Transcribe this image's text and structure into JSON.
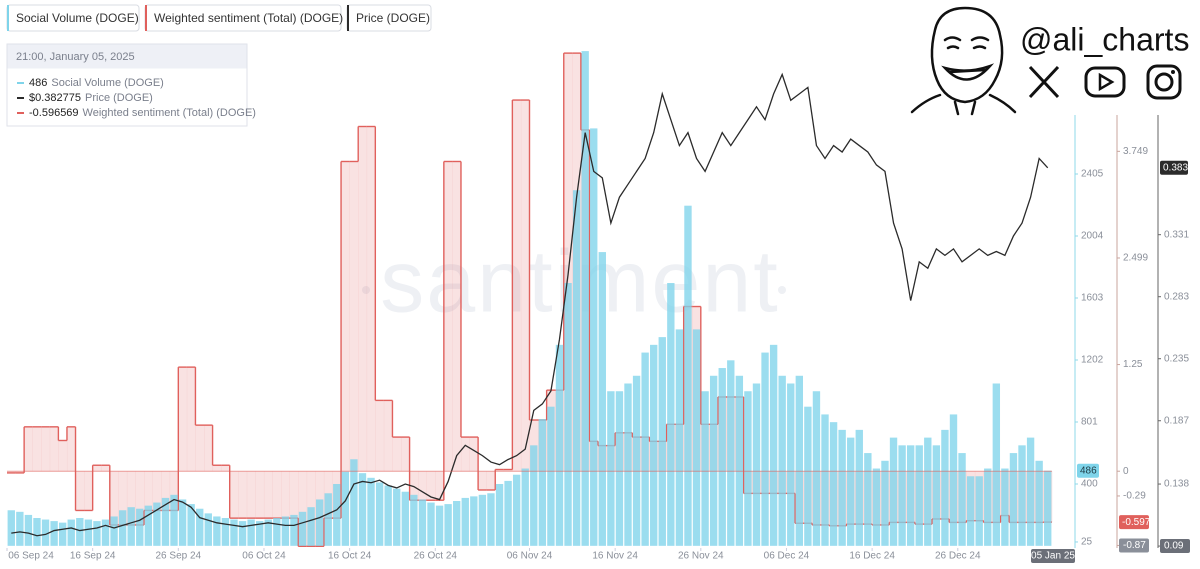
{
  "chart_data": {
    "type": "combo",
    "x": [
      "2024-09-06",
      "2024-09-07",
      "2024-09-08",
      "2024-09-09",
      "2024-09-10",
      "2024-09-11",
      "2024-09-12",
      "2024-09-13",
      "2024-09-14",
      "2024-09-15",
      "2024-09-16",
      "2024-09-17",
      "2024-09-18",
      "2024-09-19",
      "2024-09-20",
      "2024-09-21",
      "2024-09-22",
      "2024-09-23",
      "2024-09-24",
      "2024-09-25",
      "2024-09-26",
      "2024-09-27",
      "2024-09-28",
      "2024-09-29",
      "2024-09-30",
      "2024-10-01",
      "2024-10-02",
      "2024-10-03",
      "2024-10-04",
      "2024-10-05",
      "2024-10-06",
      "2024-10-07",
      "2024-10-08",
      "2024-10-09",
      "2024-10-10",
      "2024-10-11",
      "2024-10-12",
      "2024-10-13",
      "2024-10-14",
      "2024-10-15",
      "2024-10-16",
      "2024-10-17",
      "2024-10-18",
      "2024-10-19",
      "2024-10-20",
      "2024-10-21",
      "2024-10-22",
      "2024-10-23",
      "2024-10-24",
      "2024-10-25",
      "2024-10-26",
      "2024-10-27",
      "2024-10-28",
      "2024-10-29",
      "2024-10-30",
      "2024-10-31",
      "2024-11-01",
      "2024-11-02",
      "2024-11-03",
      "2024-11-04",
      "2024-11-05",
      "2024-11-06",
      "2024-11-07",
      "2024-11-08",
      "2024-11-09",
      "2024-11-10",
      "2024-11-11",
      "2024-11-12",
      "2024-11-13",
      "2024-11-14",
      "2024-11-15",
      "2024-11-16",
      "2024-11-17",
      "2024-11-18",
      "2024-11-19",
      "2024-11-20",
      "2024-11-21",
      "2024-11-22",
      "2024-11-23",
      "2024-11-24",
      "2024-11-25",
      "2024-11-26",
      "2024-11-27",
      "2024-11-28",
      "2024-11-29",
      "2024-11-30",
      "2024-12-01",
      "2024-12-02",
      "2024-12-03",
      "2024-12-04",
      "2024-12-05",
      "2024-12-06",
      "2024-12-07",
      "2024-12-08",
      "2024-12-09",
      "2024-12-10",
      "2024-12-11",
      "2024-12-12",
      "2024-12-13",
      "2024-12-14",
      "2024-12-15",
      "2024-12-16",
      "2024-12-17",
      "2024-12-18",
      "2024-12-19",
      "2024-12-20",
      "2024-12-21",
      "2024-12-22",
      "2024-12-23",
      "2024-12-24",
      "2024-12-25",
      "2024-12-26",
      "2024-12-27",
      "2024-12-28",
      "2024-12-29",
      "2024-12-30",
      "2024-12-31",
      "2025-01-01",
      "2025-01-02",
      "2025-01-03",
      "2025-01-04",
      "2025-01-05"
    ],
    "xlim": [
      "2024-09-06",
      "2025-01-06"
    ],
    "xticks": [
      {
        "value": "2024-09-06",
        "label": "06 Sep 24"
      },
      {
        "value": "2024-09-16",
        "label": "16 Sep 24"
      },
      {
        "value": "2024-09-26",
        "label": "26 Sep 24"
      },
      {
        "value": "2024-10-06",
        "label": "06 Oct 24"
      },
      {
        "value": "2024-10-16",
        "label": "16 Oct 24"
      },
      {
        "value": "2024-10-26",
        "label": "26 Oct 24"
      },
      {
        "value": "2024-11-06",
        "label": "06 Nov 24"
      },
      {
        "value": "2024-11-16",
        "label": "16 Nov 24"
      },
      {
        "value": "2024-11-26",
        "label": "26 Nov 24"
      },
      {
        "value": "2024-12-06",
        "label": "06 Dec 24"
      },
      {
        "value": "2024-12-16",
        "label": "16 Dec 24"
      },
      {
        "value": "2024-12-26",
        "label": "26 Dec 24"
      }
    ],
    "series": [
      {
        "name": "Social Volume (DOGE)",
        "type": "bar",
        "axis": "y",
        "color": "#7fd4ea",
        "values": [
          230,
          220,
          200,
          180,
          170,
          160,
          150,
          170,
          180,
          170,
          160,
          170,
          190,
          230,
          250,
          240,
          260,
          280,
          310,
          330,
          300,
          270,
          240,
          210,
          190,
          180,
          170,
          160,
          170,
          160,
          170,
          180,
          190,
          200,
          220,
          250,
          300,
          340,
          400,
          480,
          560,
          470,
          440,
          410,
          390,
          370,
          350,
          330,
          300,
          280,
          260,
          270,
          290,
          310,
          320,
          330,
          340,
          400,
          420,
          460,
          500,
          650,
          820,
          900,
          1300,
          1700,
          2300,
          3200,
          2700,
          1900,
          1000,
          1000,
          1050,
          1100,
          1250,
          1300,
          1350,
          1700,
          1400,
          2200,
          1400,
          1000,
          1100,
          1150,
          1200,
          1100,
          1000,
          1050,
          1250,
          1300,
          1100,
          1050,
          1100,
          900,
          1000,
          850,
          800,
          750,
          700,
          750,
          600,
          500,
          550,
          700,
          650,
          650,
          650,
          700,
          650,
          750,
          850,
          600,
          450,
          450,
          500,
          1050,
          500,
          600,
          650,
          700,
          550,
          486
        ]
      },
      {
        "name": "Weighted sentiment (Total) (DOGE)",
        "type": "area",
        "axis": "y2",
        "color": "#e0605c",
        "values": [
          -0.02,
          -0.02,
          0.52,
          0.52,
          0.52,
          0.52,
          0.36,
          0.52,
          -0.46,
          -0.46,
          0.07,
          0.07,
          -0.63,
          -0.63,
          -0.63,
          -0.63,
          -0.46,
          -0.46,
          -0.46,
          -0.46,
          1.22,
          1.22,
          0.54,
          0.54,
          0.07,
          0.07,
          -0.55,
          -0.55,
          -0.55,
          -0.55,
          -0.55,
          -0.55,
          -0.55,
          -0.55,
          -0.88,
          -0.88,
          -0.88,
          -0.55,
          -0.55,
          3.63,
          3.63,
          4.04,
          4.04,
          0.83,
          0.83,
          0.4,
          0.4,
          -0.34,
          -0.34,
          -0.34,
          -0.34,
          3.63,
          3.63,
          0.4,
          0.4,
          -0.22,
          -0.22,
          0.02,
          0.02,
          4.35,
          4.35,
          0.6,
          0.6,
          0.95,
          0.95,
          4.9,
          4.9,
          4.0,
          0.35,
          0.3,
          0.3,
          0.45,
          0.45,
          0.4,
          0.4,
          0.35,
          0.35,
          0.55,
          0.55,
          1.93,
          1.93,
          0.55,
          0.55,
          0.87,
          0.87,
          0.87,
          -0.26,
          -0.26,
          -0.26,
          -0.26,
          -0.26,
          -0.26,
          -0.61,
          -0.61,
          -0.63,
          -0.63,
          -0.64,
          -0.64,
          -0.62,
          -0.62,
          -0.62,
          -0.63,
          -0.63,
          -0.6,
          -0.6,
          -0.6,
          -0.62,
          -0.62,
          -0.56,
          -0.56,
          -0.6,
          -0.6,
          -0.58,
          -0.58,
          -0.6,
          -0.6,
          -0.52,
          -0.6,
          -0.6,
          -0.6,
          -0.6,
          -0.596569
        ]
      },
      {
        "name": "Price (DOGE)",
        "type": "line",
        "axis": "y3",
        "color": "#2b2b2b",
        "values": [
          0.1,
          0.101,
          0.1,
          0.098,
          0.099,
          0.102,
          0.103,
          0.104,
          0.102,
          0.103,
          0.104,
          0.106,
          0.104,
          0.106,
          0.108,
          0.11,
          0.114,
          0.118,
          0.122,
          0.126,
          0.124,
          0.12,
          0.112,
          0.11,
          0.108,
          0.107,
          0.106,
          0.105,
          0.106,
          0.107,
          0.108,
          0.107,
          0.106,
          0.106,
          0.108,
          0.11,
          0.112,
          0.115,
          0.118,
          0.125,
          0.138,
          0.14,
          0.139,
          0.141,
          0.137,
          0.135,
          0.138,
          0.136,
          0.132,
          0.128,
          0.126,
          0.14,
          0.16,
          0.168,
          0.164,
          0.16,
          0.155,
          0.153,
          0.157,
          0.16,
          0.165,
          0.195,
          0.2,
          0.21,
          0.25,
          0.3,
          0.36,
          0.41,
          0.38,
          0.375,
          0.34,
          0.36,
          0.37,
          0.38,
          0.39,
          0.41,
          0.44,
          0.42,
          0.4,
          0.41,
          0.39,
          0.38,
          0.395,
          0.41,
          0.4,
          0.41,
          0.42,
          0.43,
          0.42,
          0.44,
          0.455,
          0.435,
          0.44,
          0.445,
          0.4,
          0.39,
          0.4,
          0.395,
          0.405,
          0.4,
          0.395,
          0.385,
          0.38,
          0.34,
          0.32,
          0.28,
          0.31,
          0.305,
          0.32,
          0.315,
          0.32,
          0.31,
          0.315,
          0.32,
          0.315,
          0.318,
          0.315,
          0.33,
          0.34,
          0.36,
          0.39,
          0.382775
        ]
      }
    ],
    "ylim": [
      -14,
      3220
    ],
    "yticks": [
      25,
      400,
      801,
      1202,
      1603,
      2004,
      2405
    ],
    "y2lim": [
      -0.9,
      4.96
    ],
    "y2ticks": [
      3.749,
      2.499,
      1.25,
      0,
      -0.29,
      -0.87
    ],
    "y3lim": [
      0.0885,
      0.4755
    ],
    "y3ticks": [
      0.331,
      0.283,
      0.235,
      0.187,
      0.138,
      0.09
    ],
    "tooltip": {
      "title": "21:00, January 05, 2025",
      "items": [
        {
          "value": "486",
          "name": "Social Volume (DOGE)",
          "color": "#7fd4ea"
        },
        {
          "value": "$0.382775",
          "name": "Price (DOGE)",
          "color": "#2b2b2b"
        },
        {
          "value": "-0.596569",
          "name": "Weighted sentiment (Total) (DOGE)",
          "color": "#e0605c"
        }
      ]
    },
    "cursor": {
      "x": "2025-01-05",
      "label": "05 Jan 25",
      "social": 486,
      "sentiment": {
        "value": -0.596569,
        "label": "-0.597"
      },
      "price": {
        "value": 0.382775,
        "label": "0.383"
      }
    }
  },
  "watermark": "santiment",
  "branding": {
    "handle": "@ali_charts"
  }
}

_ _ _ _ _ _ _

**Problem statement**
Identify the lines above with the word "sentiment". Copy them.

**Exercise output**
        "name": "Weighted sentiment (Total) (DOGE)",
          "name": "Weighted sentiment (Total) (DOGE)",
      "sentiment": {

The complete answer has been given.